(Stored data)
____

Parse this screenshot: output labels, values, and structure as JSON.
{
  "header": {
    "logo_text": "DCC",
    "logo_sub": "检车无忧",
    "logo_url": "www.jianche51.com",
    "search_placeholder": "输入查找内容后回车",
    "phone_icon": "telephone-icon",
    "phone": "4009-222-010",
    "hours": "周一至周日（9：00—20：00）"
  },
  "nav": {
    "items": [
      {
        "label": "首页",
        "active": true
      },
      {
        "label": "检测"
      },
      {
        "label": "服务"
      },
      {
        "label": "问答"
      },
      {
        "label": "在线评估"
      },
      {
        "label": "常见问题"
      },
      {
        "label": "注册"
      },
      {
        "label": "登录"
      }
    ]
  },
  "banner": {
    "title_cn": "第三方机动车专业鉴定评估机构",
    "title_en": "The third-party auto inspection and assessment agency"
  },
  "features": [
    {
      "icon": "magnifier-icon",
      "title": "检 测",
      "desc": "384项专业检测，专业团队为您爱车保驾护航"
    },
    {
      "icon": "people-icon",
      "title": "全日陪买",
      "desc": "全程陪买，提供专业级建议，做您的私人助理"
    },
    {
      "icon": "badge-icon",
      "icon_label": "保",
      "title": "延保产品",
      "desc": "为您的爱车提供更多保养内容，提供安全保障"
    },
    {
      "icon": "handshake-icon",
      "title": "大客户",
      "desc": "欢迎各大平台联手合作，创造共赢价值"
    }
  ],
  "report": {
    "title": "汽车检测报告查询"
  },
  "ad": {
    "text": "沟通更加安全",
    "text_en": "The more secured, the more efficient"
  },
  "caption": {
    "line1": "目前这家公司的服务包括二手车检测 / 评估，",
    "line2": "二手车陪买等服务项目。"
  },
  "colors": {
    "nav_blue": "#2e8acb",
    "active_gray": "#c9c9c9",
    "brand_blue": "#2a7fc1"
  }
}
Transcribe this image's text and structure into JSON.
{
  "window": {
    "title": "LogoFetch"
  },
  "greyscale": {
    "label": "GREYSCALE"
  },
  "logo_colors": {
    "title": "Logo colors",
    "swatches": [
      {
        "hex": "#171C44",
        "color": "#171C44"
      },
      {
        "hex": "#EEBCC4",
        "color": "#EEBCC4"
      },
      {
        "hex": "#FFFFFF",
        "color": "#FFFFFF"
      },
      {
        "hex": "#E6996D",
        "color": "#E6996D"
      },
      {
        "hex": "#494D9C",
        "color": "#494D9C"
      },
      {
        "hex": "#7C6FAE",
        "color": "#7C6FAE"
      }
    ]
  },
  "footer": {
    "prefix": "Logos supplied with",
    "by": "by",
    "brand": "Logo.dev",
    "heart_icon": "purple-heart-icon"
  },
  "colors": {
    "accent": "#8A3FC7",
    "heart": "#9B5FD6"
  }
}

____

Your task is to repeat the data exactly; please include every line.

The answer ▸
Parse this screenshot: output labels, values, and structure as JSON.
{
  "header": {
    "logo_text": "DCC",
    "logo_sub": "检车无忧",
    "logo_url": "www.jianche51.com",
    "search_placeholder": "输入查找内容后回车",
    "phone_icon": "telephone-icon",
    "phone": "4009-222-010",
    "hours": "周一至周日（9：00—20：00）"
  },
  "nav": {
    "items": [
      {
        "label": "首页",
        "active": true
      },
      {
        "label": "检测"
      },
      {
        "label": "服务"
      },
      {
        "label": "问答"
      },
      {
        "label": "在线评估"
      },
      {
        "label": "常见问题"
      },
      {
        "label": "注册"
      },
      {
        "label": "登录"
      }
    ]
  },
  "banner": {
    "title_cn": "第三方机动车专业鉴定评估机构",
    "title_en": "The third-party auto inspection and assessment agency"
  },
  "features": [
    {
      "icon": "magnifier-icon",
      "title": "检 测",
      "desc": "384项专业检测，专业团队为您爱车保驾护航"
    },
    {
      "icon": "people-icon",
      "title": "全日陪买",
      "desc": "全程陪买，提供专业级建议，做您的私人助理"
    },
    {
      "icon": "badge-icon",
      "icon_label": "保",
      "title": "延保产品",
      "desc": "为您的爱车提供更多保养内容，提供安全保障"
    },
    {
      "icon": "handshake-icon",
      "title": "大客户",
      "desc": "欢迎各大平台联手合作，创造共赢价值"
    }
  ],
  "report": {
    "title": "汽车检测报告查询"
  },
  "ad": {
    "text": "沟通更加安全",
    "text_en": "The more secured, the more efficient"
  },
  "caption": {
    "line1": "目前这家公司的服务包括二手车检测 / 评估，",
    "line2": "二手车陪买等服务项目。"
  },
  "colors": {
    "nav_blue": "#2e8acb",
    "active_gray": "#c9c9c9",
    "brand_blue": "#2a7fc1"
  }
}
Transcribe this image's text and structure into JSON.
{
  "window": {
    "title": "LogoFetch"
  },
  "greyscale": {
    "label": "GREYSCALE"
  },
  "logo_colors": {
    "title": "Logo colors",
    "swatches": [
      {
        "hex": "#171C44",
        "color": "#171C44"
      },
      {
        "hex": "#EEBCC4",
        "color": "#EEBCC4"
      },
      {
        "hex": "#FFFFFF",
        "color": "#FFFFFF"
      },
      {
        "hex": "#E6996D",
        "color": "#E6996D"
      },
      {
        "hex": "#494D9C",
        "color": "#494D9C"
      },
      {
        "hex": "#7C6FAE",
        "color": "#7C6FAE"
      }
    ]
  },
  "footer": {
    "prefix": "Logos supplied with",
    "by": "by",
    "brand": "Logo.dev",
    "heart_icon": "purple-heart-icon"
  },
  "colors": {
    "accent": "#8A3FC7",
    "heart": "#9B5FD6"
  }
}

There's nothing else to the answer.